* Start Listing *
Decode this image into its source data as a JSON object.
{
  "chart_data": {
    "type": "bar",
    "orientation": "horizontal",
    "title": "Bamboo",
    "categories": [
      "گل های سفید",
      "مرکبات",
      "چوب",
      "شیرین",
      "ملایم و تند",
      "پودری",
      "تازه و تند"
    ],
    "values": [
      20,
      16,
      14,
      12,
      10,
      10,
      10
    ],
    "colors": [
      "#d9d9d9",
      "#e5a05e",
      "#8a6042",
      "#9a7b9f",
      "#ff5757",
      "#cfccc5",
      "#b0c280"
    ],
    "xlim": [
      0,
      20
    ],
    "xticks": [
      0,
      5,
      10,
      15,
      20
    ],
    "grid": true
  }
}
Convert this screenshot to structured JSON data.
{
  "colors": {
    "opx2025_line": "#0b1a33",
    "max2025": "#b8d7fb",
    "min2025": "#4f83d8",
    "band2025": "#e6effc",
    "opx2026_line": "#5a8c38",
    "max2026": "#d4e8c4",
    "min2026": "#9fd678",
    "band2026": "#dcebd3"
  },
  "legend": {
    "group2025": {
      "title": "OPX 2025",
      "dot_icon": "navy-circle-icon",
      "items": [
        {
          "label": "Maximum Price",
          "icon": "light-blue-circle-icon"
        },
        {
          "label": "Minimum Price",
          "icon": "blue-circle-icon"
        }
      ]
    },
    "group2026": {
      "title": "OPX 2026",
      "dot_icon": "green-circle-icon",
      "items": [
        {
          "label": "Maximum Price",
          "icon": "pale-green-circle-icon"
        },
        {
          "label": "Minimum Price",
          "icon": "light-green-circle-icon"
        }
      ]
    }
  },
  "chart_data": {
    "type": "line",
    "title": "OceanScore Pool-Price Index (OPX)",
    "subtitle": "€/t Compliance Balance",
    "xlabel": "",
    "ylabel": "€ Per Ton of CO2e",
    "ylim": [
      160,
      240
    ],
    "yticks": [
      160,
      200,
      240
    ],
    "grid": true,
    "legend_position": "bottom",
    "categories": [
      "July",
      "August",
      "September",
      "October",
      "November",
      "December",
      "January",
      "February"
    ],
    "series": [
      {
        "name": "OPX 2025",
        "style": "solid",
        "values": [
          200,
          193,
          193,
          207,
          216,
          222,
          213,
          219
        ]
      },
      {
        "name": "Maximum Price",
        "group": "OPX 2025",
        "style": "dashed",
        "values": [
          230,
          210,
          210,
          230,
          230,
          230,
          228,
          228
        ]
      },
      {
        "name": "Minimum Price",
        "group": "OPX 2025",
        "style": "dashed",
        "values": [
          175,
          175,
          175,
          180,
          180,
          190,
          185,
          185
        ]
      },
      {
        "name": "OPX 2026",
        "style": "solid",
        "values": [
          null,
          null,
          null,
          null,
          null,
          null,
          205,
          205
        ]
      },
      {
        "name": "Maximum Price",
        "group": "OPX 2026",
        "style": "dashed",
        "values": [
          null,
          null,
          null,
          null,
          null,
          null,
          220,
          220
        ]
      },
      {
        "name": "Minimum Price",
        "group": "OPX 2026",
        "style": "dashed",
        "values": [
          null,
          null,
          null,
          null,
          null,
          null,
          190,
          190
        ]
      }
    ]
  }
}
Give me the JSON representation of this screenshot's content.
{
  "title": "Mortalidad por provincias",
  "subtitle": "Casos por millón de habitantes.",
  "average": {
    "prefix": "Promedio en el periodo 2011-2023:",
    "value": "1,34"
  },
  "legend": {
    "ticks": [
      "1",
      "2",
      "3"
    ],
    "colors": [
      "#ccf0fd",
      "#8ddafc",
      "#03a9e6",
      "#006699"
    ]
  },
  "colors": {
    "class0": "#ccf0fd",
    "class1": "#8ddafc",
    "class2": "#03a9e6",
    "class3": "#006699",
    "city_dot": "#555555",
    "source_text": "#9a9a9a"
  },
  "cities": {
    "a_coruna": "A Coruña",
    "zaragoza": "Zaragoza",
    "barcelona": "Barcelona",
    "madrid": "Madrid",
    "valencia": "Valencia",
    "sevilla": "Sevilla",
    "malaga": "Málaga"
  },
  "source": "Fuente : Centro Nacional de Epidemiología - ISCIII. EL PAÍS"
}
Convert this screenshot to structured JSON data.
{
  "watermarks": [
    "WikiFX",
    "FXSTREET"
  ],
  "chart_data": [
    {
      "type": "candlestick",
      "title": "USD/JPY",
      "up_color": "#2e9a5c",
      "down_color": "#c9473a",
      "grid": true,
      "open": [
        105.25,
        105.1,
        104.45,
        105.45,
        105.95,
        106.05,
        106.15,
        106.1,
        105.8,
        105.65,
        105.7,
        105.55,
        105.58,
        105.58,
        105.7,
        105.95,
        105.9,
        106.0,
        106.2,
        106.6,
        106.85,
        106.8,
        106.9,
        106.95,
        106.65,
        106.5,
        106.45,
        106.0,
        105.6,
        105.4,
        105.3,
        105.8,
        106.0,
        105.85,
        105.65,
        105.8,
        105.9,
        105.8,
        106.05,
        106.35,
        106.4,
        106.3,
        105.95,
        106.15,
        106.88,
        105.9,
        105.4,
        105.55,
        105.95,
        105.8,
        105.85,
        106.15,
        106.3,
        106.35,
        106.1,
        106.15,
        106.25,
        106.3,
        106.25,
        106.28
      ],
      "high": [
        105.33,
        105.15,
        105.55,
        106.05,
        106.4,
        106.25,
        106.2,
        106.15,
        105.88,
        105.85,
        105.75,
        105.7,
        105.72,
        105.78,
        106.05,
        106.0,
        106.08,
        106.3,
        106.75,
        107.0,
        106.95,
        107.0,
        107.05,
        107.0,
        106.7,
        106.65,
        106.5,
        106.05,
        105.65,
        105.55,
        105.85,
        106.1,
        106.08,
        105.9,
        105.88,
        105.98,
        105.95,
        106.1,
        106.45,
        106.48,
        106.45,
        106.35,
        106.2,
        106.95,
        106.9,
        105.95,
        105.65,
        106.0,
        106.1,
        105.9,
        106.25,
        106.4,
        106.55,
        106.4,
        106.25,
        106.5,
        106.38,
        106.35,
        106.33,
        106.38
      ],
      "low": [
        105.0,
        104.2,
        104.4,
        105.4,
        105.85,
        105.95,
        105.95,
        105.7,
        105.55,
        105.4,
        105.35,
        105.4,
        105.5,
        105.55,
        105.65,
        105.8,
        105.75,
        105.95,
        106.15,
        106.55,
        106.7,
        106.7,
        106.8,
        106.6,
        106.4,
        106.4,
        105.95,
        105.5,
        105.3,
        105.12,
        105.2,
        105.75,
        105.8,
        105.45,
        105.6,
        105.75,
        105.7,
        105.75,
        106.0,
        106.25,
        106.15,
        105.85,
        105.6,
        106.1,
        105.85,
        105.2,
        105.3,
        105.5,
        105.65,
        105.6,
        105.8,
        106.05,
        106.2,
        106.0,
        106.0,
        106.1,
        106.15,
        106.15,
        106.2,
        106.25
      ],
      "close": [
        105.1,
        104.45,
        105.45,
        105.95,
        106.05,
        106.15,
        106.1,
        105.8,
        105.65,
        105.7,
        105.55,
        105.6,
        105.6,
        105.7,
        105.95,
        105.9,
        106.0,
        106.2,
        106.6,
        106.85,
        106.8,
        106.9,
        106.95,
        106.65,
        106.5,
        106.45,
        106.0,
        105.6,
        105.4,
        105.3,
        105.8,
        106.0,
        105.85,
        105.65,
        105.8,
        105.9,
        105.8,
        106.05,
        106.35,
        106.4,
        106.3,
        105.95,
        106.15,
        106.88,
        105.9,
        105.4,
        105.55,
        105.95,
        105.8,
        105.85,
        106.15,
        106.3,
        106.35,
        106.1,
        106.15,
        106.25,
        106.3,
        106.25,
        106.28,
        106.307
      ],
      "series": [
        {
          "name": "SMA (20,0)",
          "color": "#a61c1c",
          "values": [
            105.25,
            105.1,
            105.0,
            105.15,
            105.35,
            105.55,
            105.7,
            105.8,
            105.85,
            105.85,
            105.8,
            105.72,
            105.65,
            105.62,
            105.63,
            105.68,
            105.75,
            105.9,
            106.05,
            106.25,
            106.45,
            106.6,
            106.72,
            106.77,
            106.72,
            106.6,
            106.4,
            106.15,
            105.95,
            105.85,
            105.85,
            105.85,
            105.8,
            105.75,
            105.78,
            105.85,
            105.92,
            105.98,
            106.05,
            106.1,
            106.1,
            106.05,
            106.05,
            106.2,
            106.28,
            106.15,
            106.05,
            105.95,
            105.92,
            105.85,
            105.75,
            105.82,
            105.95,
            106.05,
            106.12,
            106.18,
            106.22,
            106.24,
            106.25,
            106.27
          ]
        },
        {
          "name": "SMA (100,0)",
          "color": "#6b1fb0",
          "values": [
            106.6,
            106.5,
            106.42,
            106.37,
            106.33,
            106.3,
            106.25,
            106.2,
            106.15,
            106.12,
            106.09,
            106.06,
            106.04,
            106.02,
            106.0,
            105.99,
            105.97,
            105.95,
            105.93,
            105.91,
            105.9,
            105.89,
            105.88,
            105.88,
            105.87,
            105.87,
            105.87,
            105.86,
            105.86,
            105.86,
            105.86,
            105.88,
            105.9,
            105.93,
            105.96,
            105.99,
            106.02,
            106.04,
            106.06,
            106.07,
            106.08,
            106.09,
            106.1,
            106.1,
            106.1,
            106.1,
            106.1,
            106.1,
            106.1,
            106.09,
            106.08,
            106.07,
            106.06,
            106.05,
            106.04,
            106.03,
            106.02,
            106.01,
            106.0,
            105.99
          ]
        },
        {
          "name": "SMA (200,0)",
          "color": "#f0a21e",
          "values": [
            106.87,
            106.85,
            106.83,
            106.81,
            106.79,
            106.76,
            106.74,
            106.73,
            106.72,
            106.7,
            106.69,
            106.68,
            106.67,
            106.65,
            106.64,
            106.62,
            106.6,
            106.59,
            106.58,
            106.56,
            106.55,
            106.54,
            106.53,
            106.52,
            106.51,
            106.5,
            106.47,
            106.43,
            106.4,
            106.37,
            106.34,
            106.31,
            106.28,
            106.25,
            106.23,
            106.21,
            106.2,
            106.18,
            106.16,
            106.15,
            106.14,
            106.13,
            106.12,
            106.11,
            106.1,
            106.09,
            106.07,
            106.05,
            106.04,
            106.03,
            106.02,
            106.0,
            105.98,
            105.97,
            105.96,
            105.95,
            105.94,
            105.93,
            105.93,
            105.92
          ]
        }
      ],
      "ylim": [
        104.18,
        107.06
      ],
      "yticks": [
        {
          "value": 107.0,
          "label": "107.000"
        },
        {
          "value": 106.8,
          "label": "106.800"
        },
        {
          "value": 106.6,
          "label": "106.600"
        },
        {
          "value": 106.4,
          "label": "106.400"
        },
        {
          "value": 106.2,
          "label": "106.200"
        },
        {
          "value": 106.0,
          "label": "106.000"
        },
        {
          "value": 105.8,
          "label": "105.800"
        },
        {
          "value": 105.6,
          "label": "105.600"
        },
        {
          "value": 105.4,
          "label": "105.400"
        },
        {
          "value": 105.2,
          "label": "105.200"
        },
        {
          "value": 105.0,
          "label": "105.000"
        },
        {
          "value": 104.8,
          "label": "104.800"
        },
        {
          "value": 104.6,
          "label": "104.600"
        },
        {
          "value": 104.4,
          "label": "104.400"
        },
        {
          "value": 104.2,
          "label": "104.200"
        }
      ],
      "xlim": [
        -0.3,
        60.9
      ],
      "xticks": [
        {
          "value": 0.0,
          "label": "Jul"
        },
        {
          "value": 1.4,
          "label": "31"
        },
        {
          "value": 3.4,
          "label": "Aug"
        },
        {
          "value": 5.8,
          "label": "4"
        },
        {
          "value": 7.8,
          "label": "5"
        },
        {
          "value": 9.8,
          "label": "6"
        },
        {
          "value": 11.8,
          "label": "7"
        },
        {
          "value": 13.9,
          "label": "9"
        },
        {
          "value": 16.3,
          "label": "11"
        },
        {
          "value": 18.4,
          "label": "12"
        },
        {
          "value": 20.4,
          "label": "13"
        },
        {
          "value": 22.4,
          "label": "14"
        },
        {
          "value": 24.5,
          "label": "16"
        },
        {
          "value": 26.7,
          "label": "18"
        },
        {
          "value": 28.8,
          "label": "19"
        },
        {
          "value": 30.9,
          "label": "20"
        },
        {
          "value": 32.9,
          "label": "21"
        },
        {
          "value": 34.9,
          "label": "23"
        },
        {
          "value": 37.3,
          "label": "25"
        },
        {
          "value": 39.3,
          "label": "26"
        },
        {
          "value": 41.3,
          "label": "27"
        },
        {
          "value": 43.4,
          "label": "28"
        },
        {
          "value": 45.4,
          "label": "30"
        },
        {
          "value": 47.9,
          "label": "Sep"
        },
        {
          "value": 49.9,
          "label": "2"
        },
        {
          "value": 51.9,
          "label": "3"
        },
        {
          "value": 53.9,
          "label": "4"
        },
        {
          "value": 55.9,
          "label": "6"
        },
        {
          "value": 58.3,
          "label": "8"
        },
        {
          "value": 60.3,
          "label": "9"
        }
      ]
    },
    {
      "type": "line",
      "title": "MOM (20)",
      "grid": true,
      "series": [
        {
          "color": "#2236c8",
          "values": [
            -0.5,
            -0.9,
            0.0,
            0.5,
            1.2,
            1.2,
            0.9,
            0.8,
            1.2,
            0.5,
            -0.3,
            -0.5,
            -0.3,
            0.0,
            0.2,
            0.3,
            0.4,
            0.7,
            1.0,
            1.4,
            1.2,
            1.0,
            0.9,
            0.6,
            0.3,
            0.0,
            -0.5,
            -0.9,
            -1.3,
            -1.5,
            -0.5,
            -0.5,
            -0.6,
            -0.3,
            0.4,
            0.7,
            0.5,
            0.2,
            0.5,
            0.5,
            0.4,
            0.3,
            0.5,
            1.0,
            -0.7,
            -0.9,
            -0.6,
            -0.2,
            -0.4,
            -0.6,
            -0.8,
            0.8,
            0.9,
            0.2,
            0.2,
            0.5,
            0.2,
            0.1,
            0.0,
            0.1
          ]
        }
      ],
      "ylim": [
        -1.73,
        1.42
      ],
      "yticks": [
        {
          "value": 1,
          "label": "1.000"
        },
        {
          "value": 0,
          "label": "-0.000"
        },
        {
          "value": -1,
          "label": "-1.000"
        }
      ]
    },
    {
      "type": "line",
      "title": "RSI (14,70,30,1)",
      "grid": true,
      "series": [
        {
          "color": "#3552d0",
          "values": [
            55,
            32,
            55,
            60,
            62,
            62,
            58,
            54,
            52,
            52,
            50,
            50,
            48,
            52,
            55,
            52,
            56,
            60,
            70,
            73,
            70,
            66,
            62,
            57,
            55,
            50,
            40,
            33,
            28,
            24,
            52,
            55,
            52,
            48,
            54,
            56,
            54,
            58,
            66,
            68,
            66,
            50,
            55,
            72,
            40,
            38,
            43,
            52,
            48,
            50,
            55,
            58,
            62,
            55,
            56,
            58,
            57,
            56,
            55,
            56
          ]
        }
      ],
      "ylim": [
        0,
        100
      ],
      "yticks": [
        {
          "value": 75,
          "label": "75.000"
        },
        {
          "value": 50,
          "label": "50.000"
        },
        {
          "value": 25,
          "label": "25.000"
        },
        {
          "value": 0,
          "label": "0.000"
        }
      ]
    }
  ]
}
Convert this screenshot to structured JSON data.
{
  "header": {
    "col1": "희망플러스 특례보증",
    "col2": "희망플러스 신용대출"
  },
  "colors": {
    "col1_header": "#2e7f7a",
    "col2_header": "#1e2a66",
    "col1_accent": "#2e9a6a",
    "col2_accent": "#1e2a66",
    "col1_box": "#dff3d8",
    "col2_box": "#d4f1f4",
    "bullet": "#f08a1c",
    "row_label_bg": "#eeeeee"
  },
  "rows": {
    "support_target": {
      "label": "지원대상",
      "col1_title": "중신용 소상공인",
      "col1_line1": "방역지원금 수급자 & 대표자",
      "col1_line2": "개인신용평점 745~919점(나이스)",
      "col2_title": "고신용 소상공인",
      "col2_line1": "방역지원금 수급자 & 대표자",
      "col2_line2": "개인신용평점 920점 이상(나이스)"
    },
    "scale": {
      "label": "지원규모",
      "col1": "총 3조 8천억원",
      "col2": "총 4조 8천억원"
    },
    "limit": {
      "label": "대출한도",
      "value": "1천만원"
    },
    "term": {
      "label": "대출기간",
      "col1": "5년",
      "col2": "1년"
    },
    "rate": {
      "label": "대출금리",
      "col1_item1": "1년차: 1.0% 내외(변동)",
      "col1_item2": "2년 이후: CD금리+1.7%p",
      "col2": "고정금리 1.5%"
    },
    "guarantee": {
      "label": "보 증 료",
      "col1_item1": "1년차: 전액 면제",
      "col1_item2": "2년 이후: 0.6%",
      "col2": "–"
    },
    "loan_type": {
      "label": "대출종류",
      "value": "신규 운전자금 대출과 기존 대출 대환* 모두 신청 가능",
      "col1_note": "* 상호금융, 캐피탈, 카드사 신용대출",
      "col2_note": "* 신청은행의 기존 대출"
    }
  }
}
* End Listing *
Find the lines that include the string "light", then copy each of them.

● Exercise answer:
          "icon": "light-blue-circle-icon"
          "icon": "light-green-circle-icon"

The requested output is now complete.